Exercise prompt
Quote the entries in full, character for character, without their images.

─── Given entries

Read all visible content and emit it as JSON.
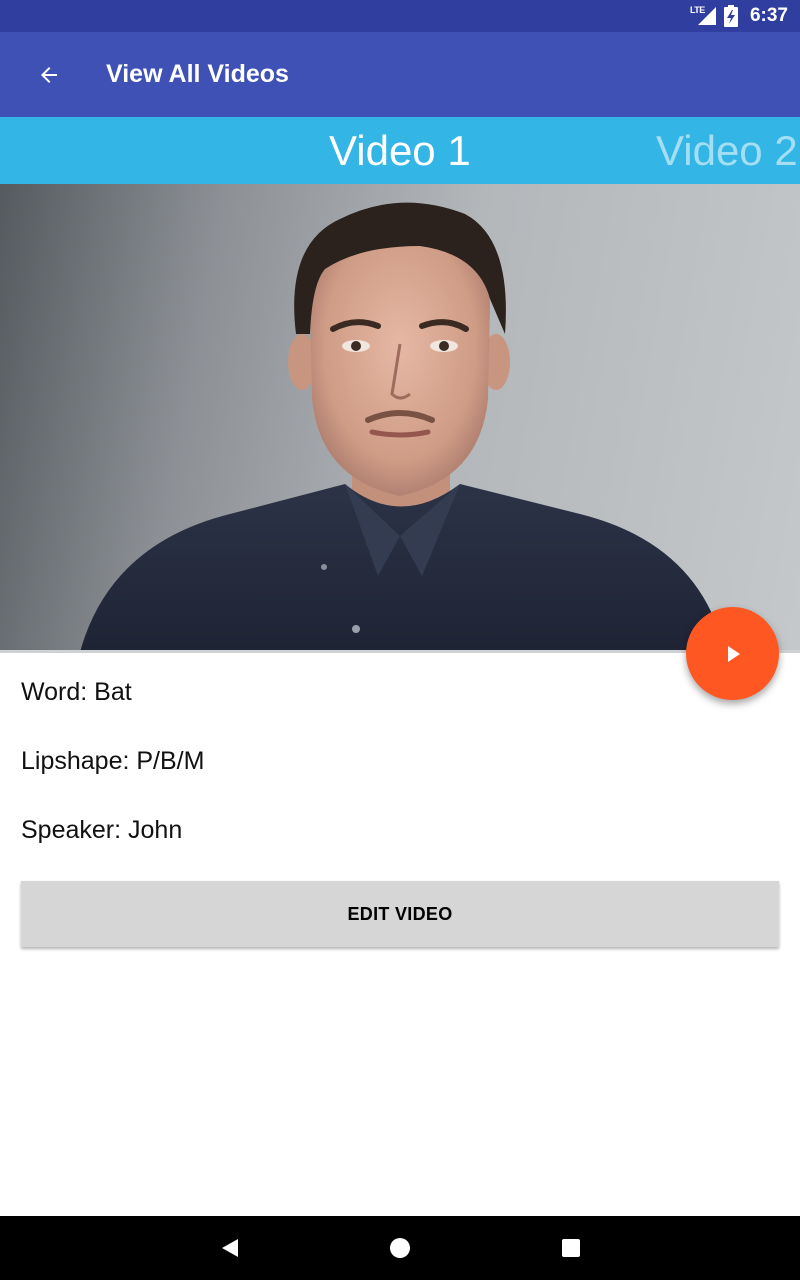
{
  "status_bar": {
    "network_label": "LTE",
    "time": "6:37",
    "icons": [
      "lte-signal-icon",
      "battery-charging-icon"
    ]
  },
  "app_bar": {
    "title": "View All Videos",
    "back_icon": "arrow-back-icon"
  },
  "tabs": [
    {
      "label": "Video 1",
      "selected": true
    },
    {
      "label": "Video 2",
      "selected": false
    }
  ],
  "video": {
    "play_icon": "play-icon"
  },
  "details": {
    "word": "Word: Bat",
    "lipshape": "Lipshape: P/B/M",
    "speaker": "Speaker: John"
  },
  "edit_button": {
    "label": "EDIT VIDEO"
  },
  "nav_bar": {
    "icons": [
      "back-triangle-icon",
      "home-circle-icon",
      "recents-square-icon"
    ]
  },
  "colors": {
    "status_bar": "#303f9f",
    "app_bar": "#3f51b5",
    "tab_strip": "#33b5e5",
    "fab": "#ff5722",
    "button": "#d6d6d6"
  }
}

──────

Written response
Read all visible content and emit it as JSON.
{
  "status_bar": {
    "network_label": "LTE",
    "time": "6:37",
    "icons": [
      "lte-signal-icon",
      "battery-charging-icon"
    ]
  },
  "app_bar": {
    "title": "View All Videos",
    "back_icon": "arrow-back-icon"
  },
  "tabs": [
    {
      "label": "Video 1",
      "selected": true
    },
    {
      "label": "Video 2",
      "selected": false
    }
  ],
  "video": {
    "play_icon": "play-icon"
  },
  "details": {
    "word": "Word: Bat",
    "lipshape": "Lipshape: P/B/M",
    "speaker": "Speaker: John"
  },
  "edit_button": {
    "label": "EDIT VIDEO"
  },
  "nav_bar": {
    "icons": [
      "back-triangle-icon",
      "home-circle-icon",
      "recents-square-icon"
    ]
  },
  "colors": {
    "status_bar": "#303f9f",
    "app_bar": "#3f51b5",
    "tab_strip": "#33b5e5",
    "fab": "#ff5722",
    "button": "#d6d6d6"
  }
}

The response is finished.